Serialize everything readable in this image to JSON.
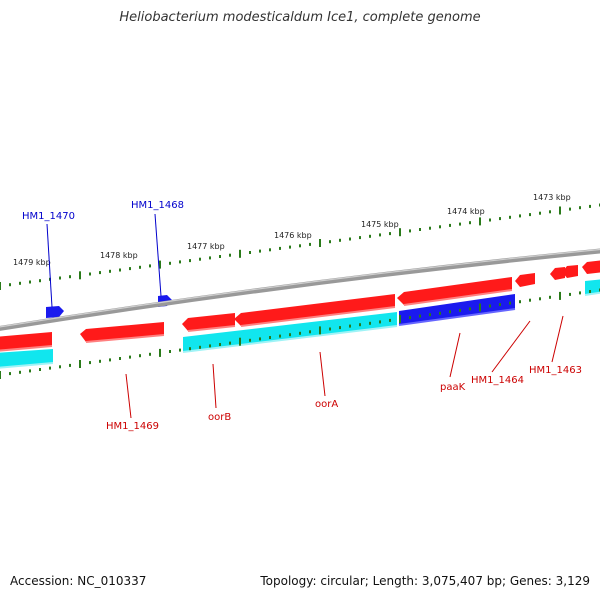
{
  "title": "Heliobacterium modesticaldum Ice1, complete genome",
  "footer": {
    "accession": "Accession: NC_010337",
    "summary": "Topology: circular; Length: 3,075,407 bp; Genes: 3,129"
  },
  "colors": {
    "backbone": "#888888",
    "tick": "#2a7a1a",
    "gene_forward": "#ff1a1a",
    "gene_forward_shadow": "#ff8080",
    "gene_reverse_blue": "#1a1aee",
    "gene_cds_cyan": "#11e6ee",
    "label_red": "#cc0000",
    "label_blue": "#0000cc"
  },
  "kbp_labels": [
    "1479 kbp",
    "1478 kbp",
    "1477 kbp",
    "1476 kbp",
    "1475 kbp",
    "1474 kbp",
    "1473 kbp"
  ],
  "gene_labels": {
    "hm1_1470": "HM1_1470",
    "hm1_1468": "HM1_1468",
    "hm1_1469": "HM1_1469",
    "oorB": "oorB",
    "oorA": "oorA",
    "paaK": "paaK",
    "hm1_1464": "HM1_1464",
    "hm1_1463": "HM1_1463"
  }
}
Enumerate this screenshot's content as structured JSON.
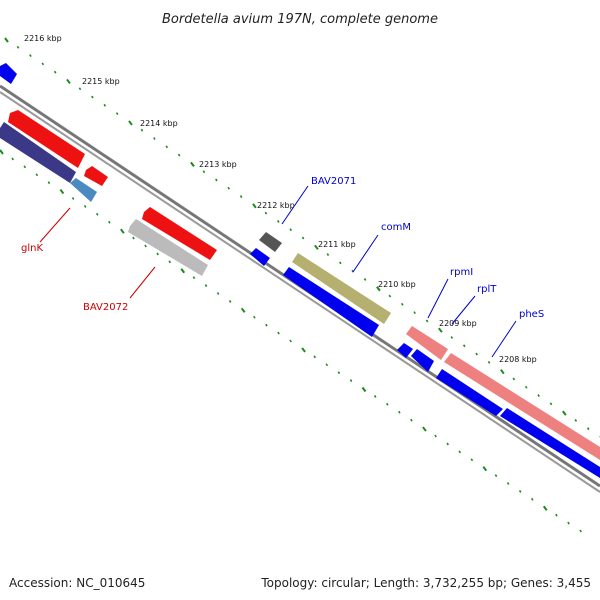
{
  "title": "Bordetella avium 197N, complete genome",
  "footer": {
    "accession": "Accession: NC_010645",
    "summary": "Topology: circular; Length: 3,732,255 bp; Genes: 3,455"
  },
  "ticks": [
    "2216 kbp",
    "2215 kbp",
    "2214 kbp",
    "2213 kbp",
    "2212 kbp",
    "2211 kbp",
    "2210 kbp",
    "2209 kbp",
    "2208 kbp"
  ],
  "gene_labels": [
    {
      "text": "glnK",
      "color": "#cc0000"
    },
    {
      "text": "BAV2072",
      "color": "#cc0000"
    },
    {
      "text": "BAV2071",
      "color": "#0000cc"
    },
    {
      "text": "comM",
      "color": "#0000cc"
    },
    {
      "text": "rpmI",
      "color": "#0000cc"
    },
    {
      "text": "rplT",
      "color": "#0000cc"
    },
    {
      "text": "pheS",
      "color": "#0000cc"
    }
  ],
  "colors": {
    "backbone": "#777777",
    "tick_dots": "#1a8a1a",
    "red_gene": "#ee1111",
    "blue_gene": "#0000ee",
    "navy_gene": "#3b3888",
    "steel_gene": "#4a8ac0",
    "grey_gene": "#bbbbbb",
    "darkgrey_gene": "#555555",
    "olive_gene": "#b5b070",
    "pink_gene": "#ee8080"
  }
}
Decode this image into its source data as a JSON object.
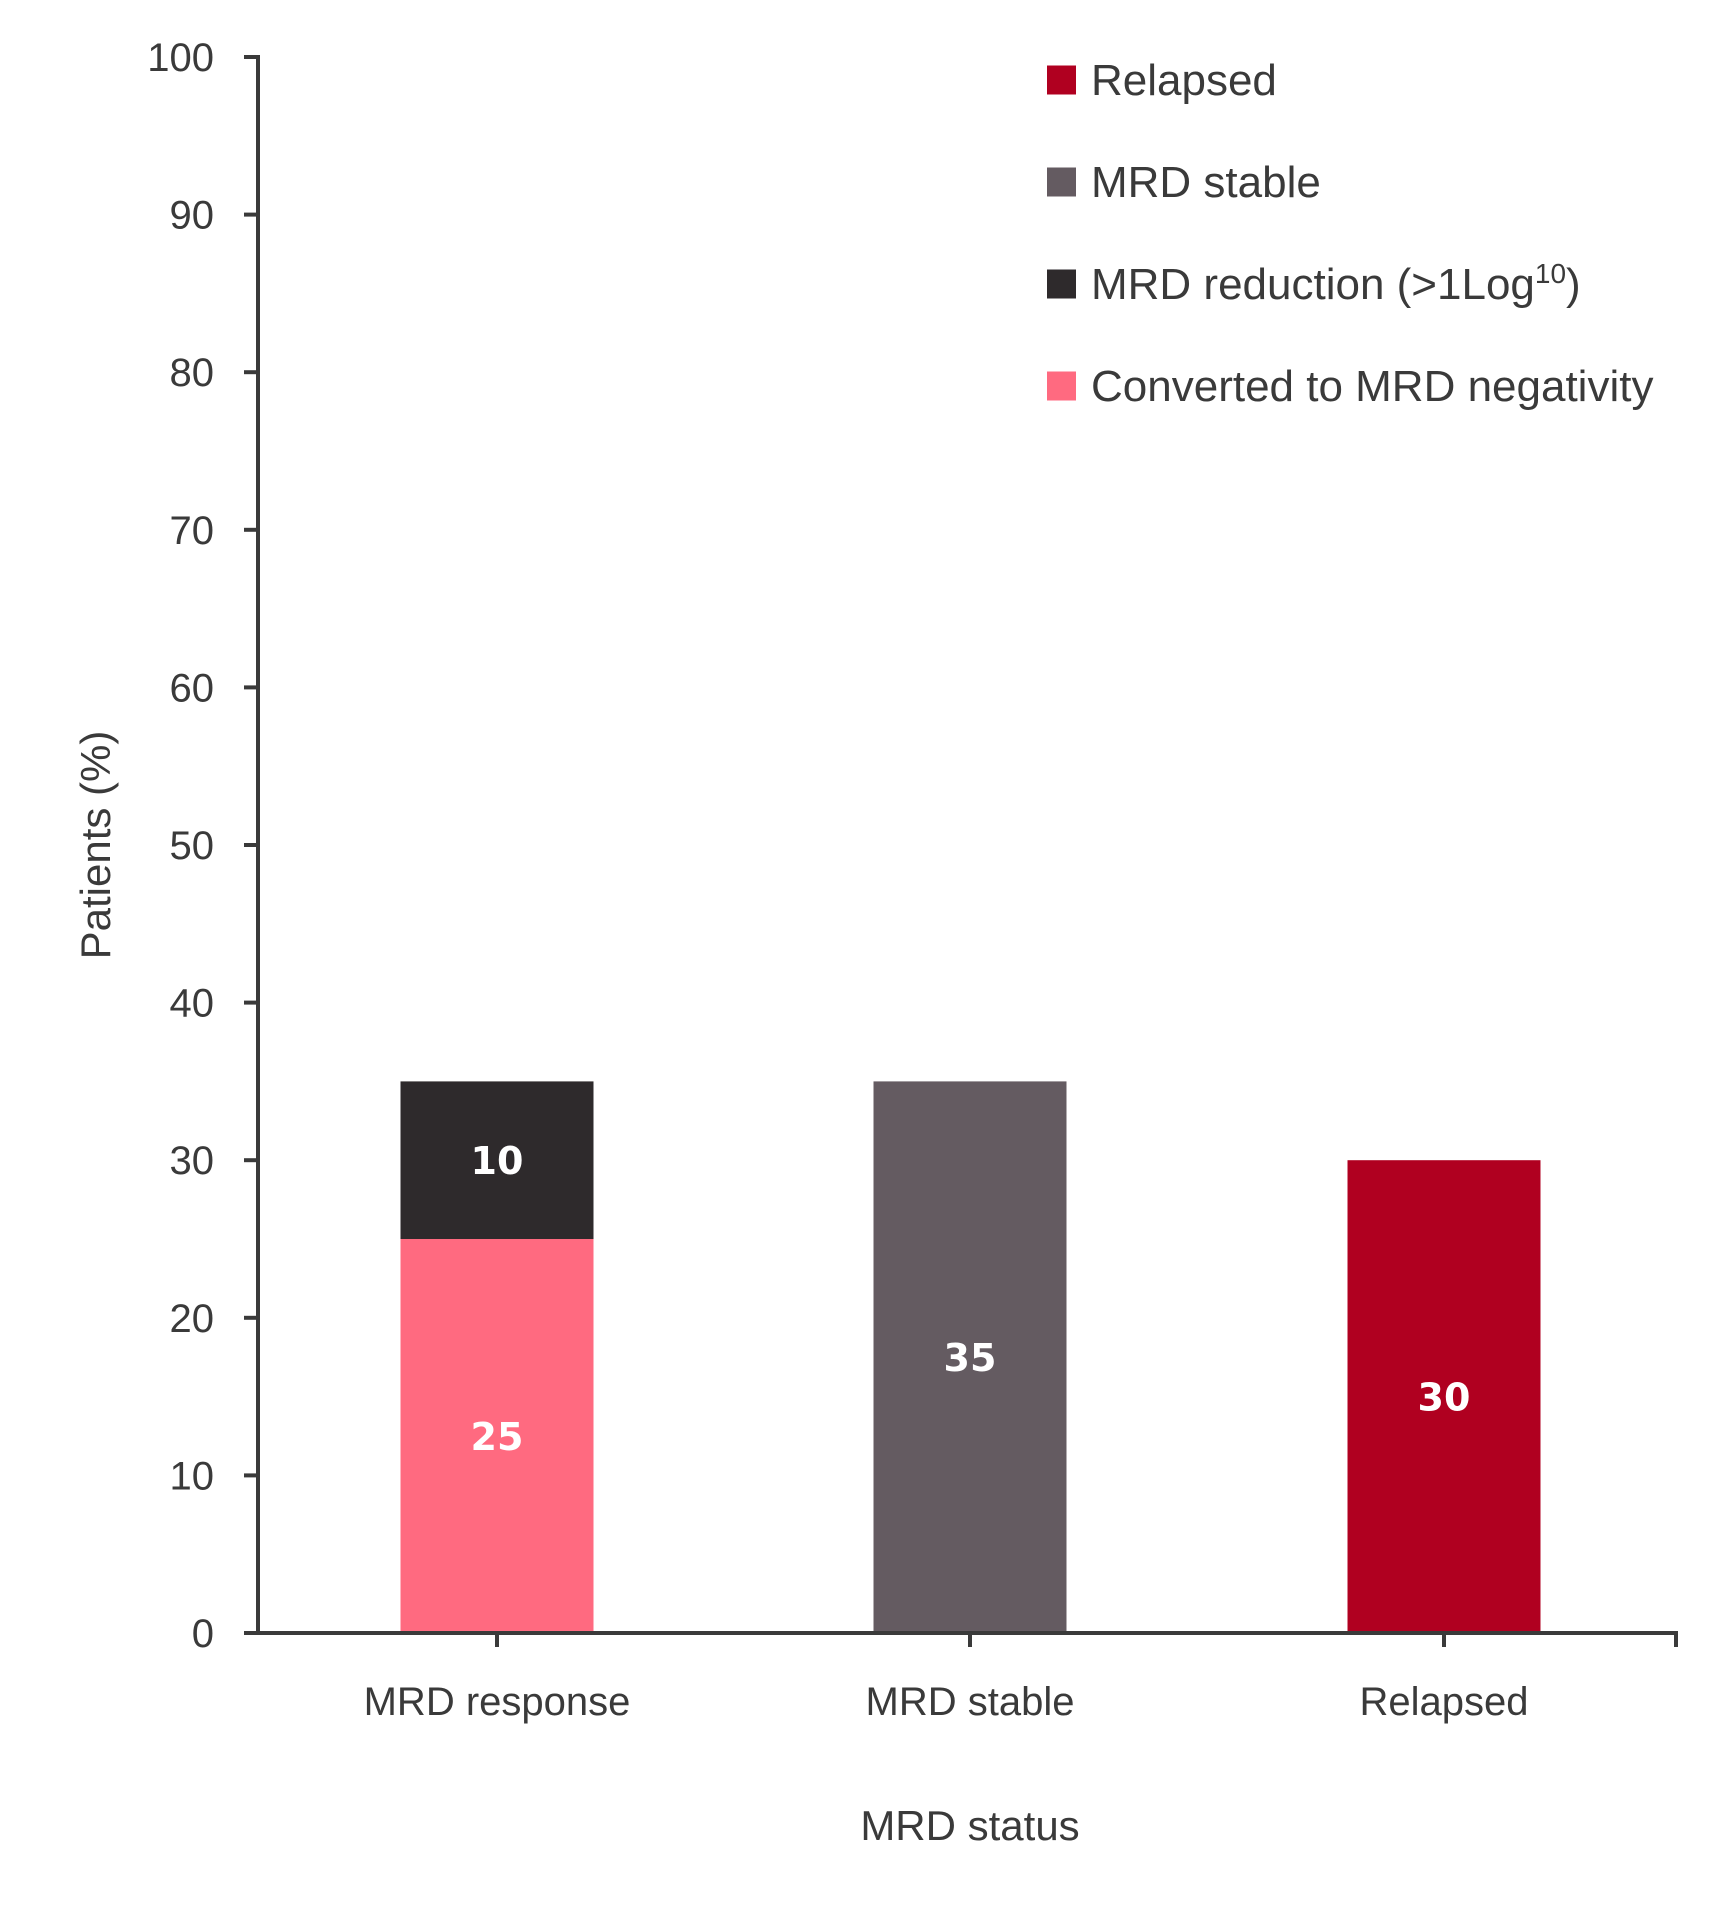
{
  "chart_data": {
    "type": "bar",
    "stacked": true,
    "title": "",
    "xlabel": "MRD status",
    "ylabel": "Patients (%)",
    "ylim": [
      0,
      100
    ],
    "yticks": [
      0,
      10,
      20,
      30,
      40,
      50,
      60,
      70,
      80,
      90,
      100
    ],
    "grid": false,
    "categories": [
      "MRD response",
      "MRD stable",
      "Relapsed"
    ],
    "series": [
      {
        "name": "Converted to MRD negativity",
        "color": "#ff6a80",
        "values": [
          25,
          0,
          0
        ]
      },
      {
        "name": "MRD reduction (>1Log10)",
        "color": "#2e2a2c",
        "values": [
          10,
          0,
          0
        ]
      },
      {
        "name": "MRD stable",
        "color": "#645b61",
        "values": [
          0,
          35,
          0
        ]
      },
      {
        "name": "Relapsed",
        "color": "#b00020",
        "values": [
          0,
          0,
          30
        ]
      }
    ],
    "legend": {
      "position": "top-right",
      "entries": [
        {
          "label": "Relapsed",
          "color": "#b00020"
        },
        {
          "label": "MRD stable",
          "color": "#645b61"
        },
        {
          "label": "MRD reduction (>1Log",
          "superscript": "10",
          "suffix": ")",
          "color": "#2e2a2c"
        },
        {
          "label": "Converted to MRD negativity",
          "color": "#ff6a80"
        }
      ]
    }
  },
  "colors": {
    "axis": "#3a3a3a",
    "text": "#3a3a3a",
    "data_label": "#ffffff"
  }
}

## Problem description
Determine how many lines in the data above contain the string "negativity". Give nothing except the number.

## Response to this task
2